## start Given entries

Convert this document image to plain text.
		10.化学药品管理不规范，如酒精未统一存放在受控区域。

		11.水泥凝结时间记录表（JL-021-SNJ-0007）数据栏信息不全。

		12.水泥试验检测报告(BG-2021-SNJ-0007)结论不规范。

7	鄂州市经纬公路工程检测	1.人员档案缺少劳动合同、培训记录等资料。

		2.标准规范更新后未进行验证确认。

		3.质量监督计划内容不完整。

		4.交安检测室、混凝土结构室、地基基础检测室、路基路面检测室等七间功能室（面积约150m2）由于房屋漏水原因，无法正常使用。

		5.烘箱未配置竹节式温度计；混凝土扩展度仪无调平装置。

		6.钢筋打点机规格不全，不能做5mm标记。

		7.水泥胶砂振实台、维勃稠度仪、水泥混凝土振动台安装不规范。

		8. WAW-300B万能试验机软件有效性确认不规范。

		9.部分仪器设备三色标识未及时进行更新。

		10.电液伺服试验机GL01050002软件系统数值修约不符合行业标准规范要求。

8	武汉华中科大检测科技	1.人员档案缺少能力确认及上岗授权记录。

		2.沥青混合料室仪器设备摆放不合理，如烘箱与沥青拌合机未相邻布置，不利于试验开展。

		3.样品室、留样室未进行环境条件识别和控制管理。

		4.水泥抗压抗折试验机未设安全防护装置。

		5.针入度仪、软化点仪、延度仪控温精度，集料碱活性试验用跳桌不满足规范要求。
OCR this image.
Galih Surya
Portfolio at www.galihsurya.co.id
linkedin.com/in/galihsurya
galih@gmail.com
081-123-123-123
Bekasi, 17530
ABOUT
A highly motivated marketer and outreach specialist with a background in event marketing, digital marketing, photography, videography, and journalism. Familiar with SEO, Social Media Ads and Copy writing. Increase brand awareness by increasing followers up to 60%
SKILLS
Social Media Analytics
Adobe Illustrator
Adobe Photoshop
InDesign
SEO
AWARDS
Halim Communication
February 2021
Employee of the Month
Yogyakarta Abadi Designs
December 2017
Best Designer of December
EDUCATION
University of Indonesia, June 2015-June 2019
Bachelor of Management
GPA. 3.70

## end Given entries

- _Set exercise_
Please restate the records in full, word for word.

- _Answer to the exercise_
Convert this document image to plain text.
		10.化学药品管理不规范，如酒精未统一存放在受控区域。

		11.水泥凝结时间记录表（JL-021-SNJ-0007）数据栏信息不全。

		12.水泥试验检测报告(BG-2021-SNJ-0007)结论不规范。

7	鄂州市经纬公路工程检测	1.人员档案缺少劳动合同、培训记录等资料。

		2.标准规范更新后未进行验证确认。

		3.质量监督计划内容不完整。

		4.交安检测室、混凝土结构室、地基基础检测室、路基路面检测室等七间功能室（面积约150m2）由于房屋漏水原因，无法正常使用。

		5.烘箱未配置竹节式温度计；混凝土扩展度仪无调平装置。

		6.钢筋打点机规格不全，不能做5mm标记。

		7.水泥胶砂振实台、维勃稠度仪、水泥混凝土振动台安装不规范。

		8. WAW-300B万能试验机软件有效性确认不规范。

		9.部分仪器设备三色标识未及时进行更新。

		10.电液伺服试验机GL01050002软件系统数值修约不符合行业标准规范要求。

8	武汉华中科大检测科技	1.人员档案缺少能力确认及上岗授权记录。

		2.沥青混合料室仪器设备摆放不合理，如烘箱与沥青拌合机未相邻布置，不利于试验开展。

		3.样品室、留样室未进行环境条件识别和控制管理。

		4.水泥抗压抗折试验机未设安全防护装置。

		5.针入度仪、软化点仪、延度仪控温精度，集料碱活性试验用跳桌不满足规范要求。
OCR this image.
Galih Surya
Portfolio at www.galihsurya.co.id
linkedin.com/in/galihsurya
galih@gmail.com
081-123-123-123
Bekasi, 17530
ABOUT
A highly motivated marketer and outreach specialist with a background in event marketing, digital marketing, photography, videography, and journalism. Familiar with SEO, Social Media Ads and Copy writing. Increase brand awareness by increasing followers up to 60%
SKILLS
Social Media Analytics
Adobe Illustrator
Adobe Photoshop
InDesign
SEO
AWARDS
Halim Communication
February 2021
Employee of the Month
Yogyakarta Abadi Designs
December 2017
Best Designer of December
EDUCATION
University of Indonesia, June 2015-June 2019
Bachelor of Management
GPA. 3.70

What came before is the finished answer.